-- start --
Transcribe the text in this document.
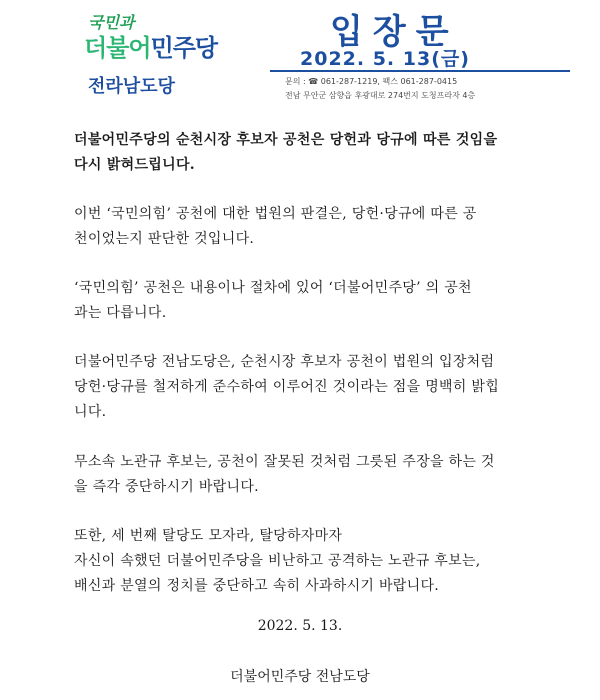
국민과
더불어민주당
전라남도당
입장문
2022. 5. 13(금)
문의 : ☎ 061-287-1219, 팩스 061-287-0415
전남 무안군 삼향읍 후광대로 274번지 도청프라자 4층
더불어민주당의 순천시장 후보자 공천은 당헌과 당규에 따른 것임을
다시 밝혀드립니다.
이번 ‘국민의힘’ 공천에 대한 법원의 판결은, 당헌·당규에 따른 공
천이었는지 판단한 것입니다.
‘국민의힘’ 공천은 내용이나 절차에 있어 ‘더불어민주당’ 의 공천
과는 다릅니다.
더불어민주당 전남도당은, 순천시장 후보자 공천이 법원의 입장처럼
당헌·당규를 철저하게 준수하여 이루어진 것이라는 점을 명백히 밝힙
니다.
무소속 노관규 후보는, 공천이 잘못된 것처럼 그릇된 주장을 하는 것
을 즉각 중단하시기 바랍니다.
또한, 세 번째 탈당도 모자라, 탈당하자마자
자신이 속했던 더불어민주당을 비난하고 공격하는 노관규 후보는,
배신과 분열의 정치를 중단하고 속히 사과하시기 바랍니다.
2022. 5. 13.
더불어민주당 전남도당
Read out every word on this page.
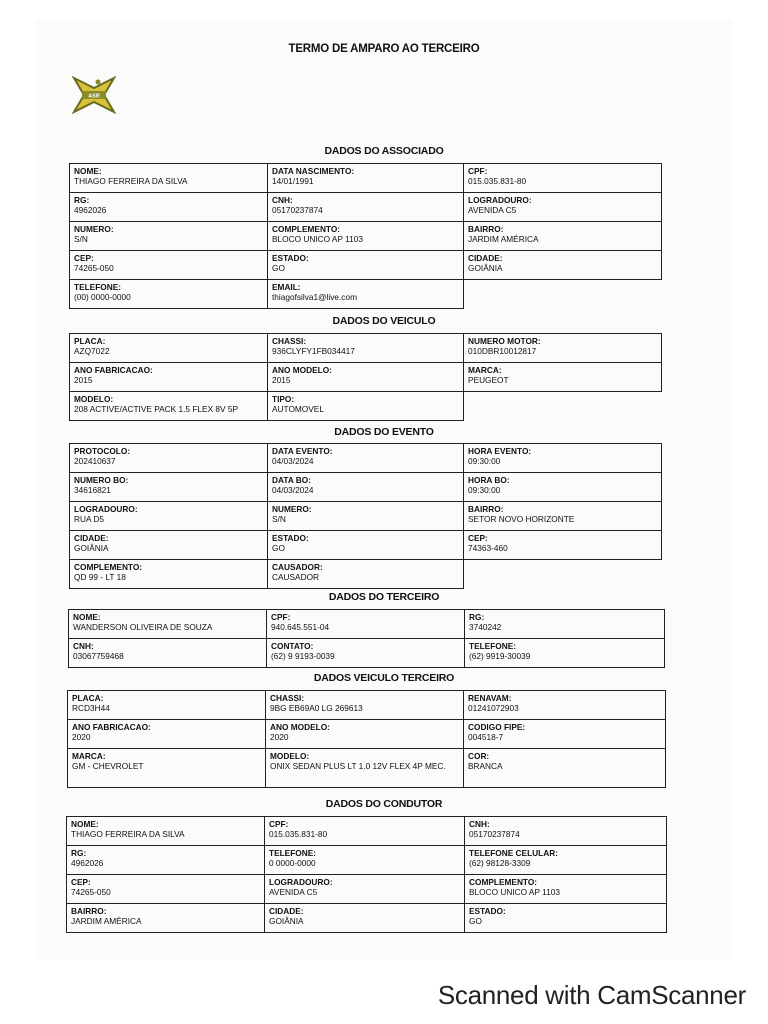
TERMO DE AMPARO AO TERCEIRO
ASR
DADOS DO ASSOCIADO
NOME:
THIAGO FERREIRA DA SILVA	DATA NASCIMENTO:
14/01/1991	CPF:
015.035.831-80

RG:
4962026	CNH:
05170237874	LOGRADOURO:
AVENIDA C5

NUMERO:
S/N	COMPLEMENTO:
BLOCO UNICO AP 1103	BAIRRO:
JARDIM AMÉRICA

CEP:
74265-050	ESTADO:
GO	CIDADE:
GOIÂNIA

TELEFONE:
(00) 0000-0000	EMAIL:
thiagofsilva1@live.com	

DADOS DO VEICULO
PLACA:
AZQ7022	CHASSI:
936CLYFY1FB034417	NUMERO MOTOR:
010DBR10012817

ANO FABRICACAO:
2015	ANO MODELO:
2015	MARCA:
PEUGEOT

MODELO:
208 ACTIVE/ACTIVE PACK 1.5 FLEX 8V 5P	TIPO:
AUTOMOVEL	

DADOS DO EVENTO
PROTOCOLO:
202410637	DATA EVENTO:
04/03/2024	HORA EVENTO:
09:30:00

NUMERO BO:
34616821	DATA BO:
04/03/2024	HORA BO:
09:30:00

LOGRADOURO:
RUA D5	NUMERO:
S/N	BAIRRO:
SETOR NOVO HORIZONTE

CIDADE:
GOIÂNIA	ESTADO:
GO	CEP:
74363-460

COMPLEMENTO:
QD 99 - LT 18	CAUSADOR:
CAUSADOR	

DADOS DO TERCEIRO
NOME:
WANDERSON OLIVEIRA DE SOUZA	CPF:
940.645.551-04	RG:
3740242

CNH:
03067759468	CONTATO:
(62) 9 9193-0039	TELEFONE:
(62) 9919-30039
DADOS VEICULO TERCEIRO
PLACA:
RCD3H44	CHASSI:
9BG EB69A0 LG 269613	RENAVAM:
01241072903

ANO FABRICACAO:
2020	ANO MODELO:
2020	CODIGO FIPE:
004518-7

MARCA:
GM - CHEVROLET	MODELO:
ONIX SEDAN PLUS LT 1.0 12V FLEX 4P MEC.	COR:
BRANCA
DADOS DO CONDUTOR
NOME:
THIAGO FERREIRA DA SILVA	CPF:
015.035.831-80	CNH:
05170237874

RG:
4962026	TELEFONE:
0 0000-0000	TELEFONE CELULAR:
(62) 98128-3309

CEP:
74265-050	LOGRADOURO:
AVENIDA C5	COMPLEMENTO:
BLOCO UNICO AP 1103

BAIRRO:
JARDIM AMÉRICA	CIDADE:
GOIÂNIA	ESTADO:
GO
Scanned with CamScanner
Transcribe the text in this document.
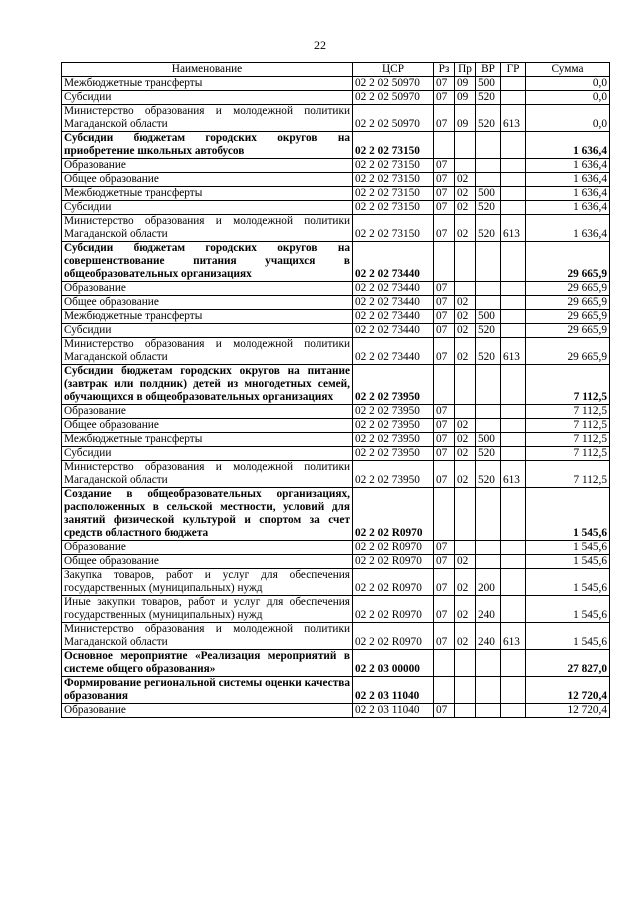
22
Наименование	ЦСР	Рз	Пр	ВР	ГР	Сумма
Межбюджетные трансферты	02 2 02 50970	07	09	500		0,0
Субсидии	02 2 02 50970	07	09	520		0,0
Министерство образования и молодежной политики Магаданской области	02 2 02 50970	07	09	520	613	0,0
Субсидии бюджетам городских округов на приобретение школьных автобусов	02 2 02 73150					1 636,4
Образование	02 2 02 73150	07				1 636,4
Общее образование	02 2 02 73150	07	02			1 636,4
Межбюджетные трансферты	02 2 02 73150	07	02	500		1 636,4
Субсидии	02 2 02 73150	07	02	520		1 636,4
Министерство образования и молодежной политики Магаданской области	02 2 02 73150	07	02	520	613	1 636,4
Субсидии бюджетам городских округов на совершенствование питания учащихся в общеобразовательных организациях	02 2 02 73440					29 665,9
Образование	02 2 02 73440	07				29 665,9
Общее образование	02 2 02 73440	07	02			29 665,9
Межбюджетные трансферты	02 2 02 73440	07	02	500		29 665,9
Субсидии	02 2 02 73440	07	02	520		29 665,9
Министерство образования и молодежной политики Магаданской области	02 2 02 73440	07	02	520	613	29 665,9
Субсидии бюджетам городских округов на питание (завтрак или полдник) детей из многодетных семей, обучающихся в общеобразовательных организациях	02 2 02 73950					7 112,5
Образование	02 2 02 73950	07				7 112,5
Общее образование	02 2 02 73950	07	02			7 112,5
Межбюджетные трансферты	02 2 02 73950	07	02	500		7 112,5
Субсидии	02 2 02 73950	07	02	520		7 112,5
Министерство образования и молодежной политики Магаданской области	02 2 02 73950	07	02	520	613	7 112,5
Создание в общеобразовательных организациях, расположенных в сельской местности, условий для занятий физической культурой и спортом за счет средств областного бюджета	02 2 02 R0970					1 545,6
Образование	02 2 02 R0970	07				1 545,6
Общее образование	02 2 02 R0970	07	02			1 545,6
Закупка товаров, работ и услуг для обеспечения государственных (муниципальных) нужд	02 2 02 R0970	07	02	200		1 545,6
Иные закупки товаров, работ и услуг для обеспечения государственных (муниципальных) нужд	02 2 02 R0970	07	02	240		1 545,6
Министерство образования и молодежной политики Магаданской области	02 2 02 R0970	07	02	240	613	1 545,6
Основное мероприятие «Реализация мероприятий в системе общего образования»	02 2 03 00000					27 827,0
Формирование региональной системы оценки качества образования	02 2 03 11040					12 720,4
Образование	02 2 03 11040	07				12 720,4
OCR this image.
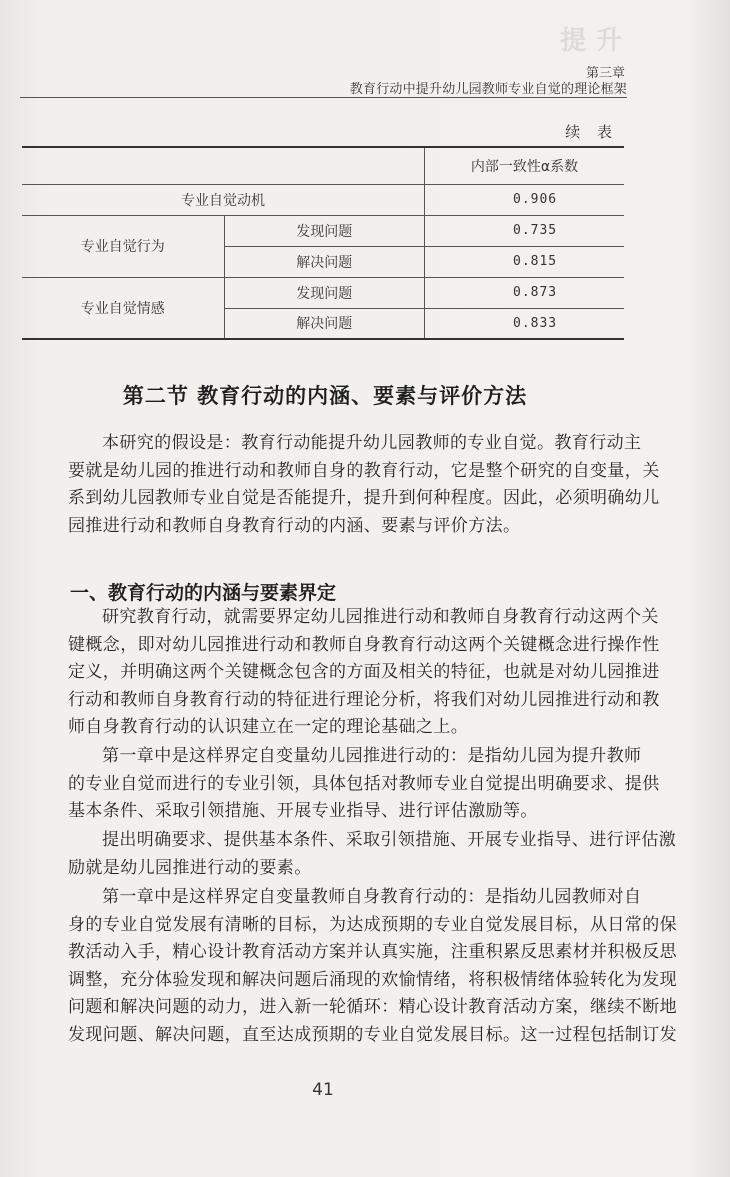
提升
第三章
教育行动中提升幼儿园教师专业自觉的理论框架
续 表
		内部一致性α系数
专业自觉动机		0.906
专业自觉行为	发现问题	0.735
	解决问题	0.815
专业自觉情感	发现问题	0.873
	解决问题	0.833
第二节 教育行动的内涵、要素与评价方法
本研究的假设是：教育行动能提升幼儿园教师的专业自觉。教育行动主
要就是幼儿园的推进行动和教师自身的教育行动，它是整个研究的自变量，关
系到幼儿园教师专业自觉是否能提升，提升到何种程度。因此，必须明确幼儿
园推进行动和教师自身教育行动的内涵、要素与评价方法。
一、教育行动的内涵与要素界定
研究教育行动，就需要界定幼儿园推进行动和教师自身教育行动这两个关
键概念，即对幼儿园推进行动和教师自身教育行动这两个关键概念进行操作性
定义，并明确这两个关键概念包含的方面及相关的特征，也就是对幼儿园推进
行动和教师自身教育行动的特征进行理论分析，将我们对幼儿园推进行动和教
师自身教育行动的认识建立在一定的理论基础之上。
第一章中是这样界定自变量幼儿园推进行动的：是指幼儿园为提升教师
的专业自觉而进行的专业引领，具体包括对教师专业自觉提出明确要求、提供
基本条件、采取引领措施、开展专业指导、进行评估激励等。
提出明确要求、提供基本条件、采取引领措施、开展专业指导、进行评估激
励就是幼儿园推进行动的要素。
第一章中是这样界定自变量教师自身教育行动的：是指幼儿园教师对自
身的专业自觉发展有清晰的目标，为达成预期的专业自觉发展目标，从日常的保
教活动入手，精心设计教育活动方案并认真实施，注重积累反思素材并积极反思
调整，充分体验发现和解决问题后涌现的欢愉情绪，将积极情绪体验转化为发现
问题和解决问题的动力，进入新一轮循环：精心设计教育活动方案，继续不断地
发现问题、解决问题，直至达成预期的专业自觉发展目标。这一过程包括制订发
41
-- end --
To do
Take the line that contains "OCR this image." and all lines after it to the end of the material above, and copy them verbatim without any images.

Task answer
OCR this image.
提升
第三章
教育行动中提升幼儿园教师专业自觉的理论框架
续 表
		内部一致性α系数
专业自觉动机		0.906
专业自觉行为	发现问题	0.735
	解决问题	0.815
专业自觉情感	发现问题	0.873
	解决问题	0.833
第二节 教育行动的内涵、要素与评价方法
本研究的假设是：教育行动能提升幼儿园教师的专业自觉。教育行动主
要就是幼儿园的推进行动和教师自身的教育行动，它是整个研究的自变量，关
系到幼儿园教师专业自觉是否能提升，提升到何种程度。因此，必须明确幼儿
园推进行动和教师自身教育行动的内涵、要素与评价方法。
一、教育行动的内涵与要素界定
研究教育行动，就需要界定幼儿园推进行动和教师自身教育行动这两个关
键概念，即对幼儿园推进行动和教师自身教育行动这两个关键概念进行操作性
定义，并明确这两个关键概念包含的方面及相关的特征，也就是对幼儿园推进
行动和教师自身教育行动的特征进行理论分析，将我们对幼儿园推进行动和教
师自身教育行动的认识建立在一定的理论基础之上。
第一章中是这样界定自变量幼儿园推进行动的：是指幼儿园为提升教师
的专业自觉而进行的专业引领，具体包括对教师专业自觉提出明确要求、提供
基本条件、采取引领措施、开展专业指导、进行评估激励等。
提出明确要求、提供基本条件、采取引领措施、开展专业指导、进行评估激
励就是幼儿园推进行动的要素。
第一章中是这样界定自变量教师自身教育行动的：是指幼儿园教师对自
身的专业自觉发展有清晰的目标，为达成预期的专业自觉发展目标，从日常的保
教活动入手，精心设计教育活动方案并认真实施，注重积累反思素材并积极反思
调整，充分体验发现和解决问题后涌现的欢愉情绪，将积极情绪体验转化为发现
问题和解决问题的动力，进入新一轮循环：精心设计教育活动方案，继续不断地
发现问题、解决问题，直至达成预期的专业自觉发展目标。这一过程包括制订发
41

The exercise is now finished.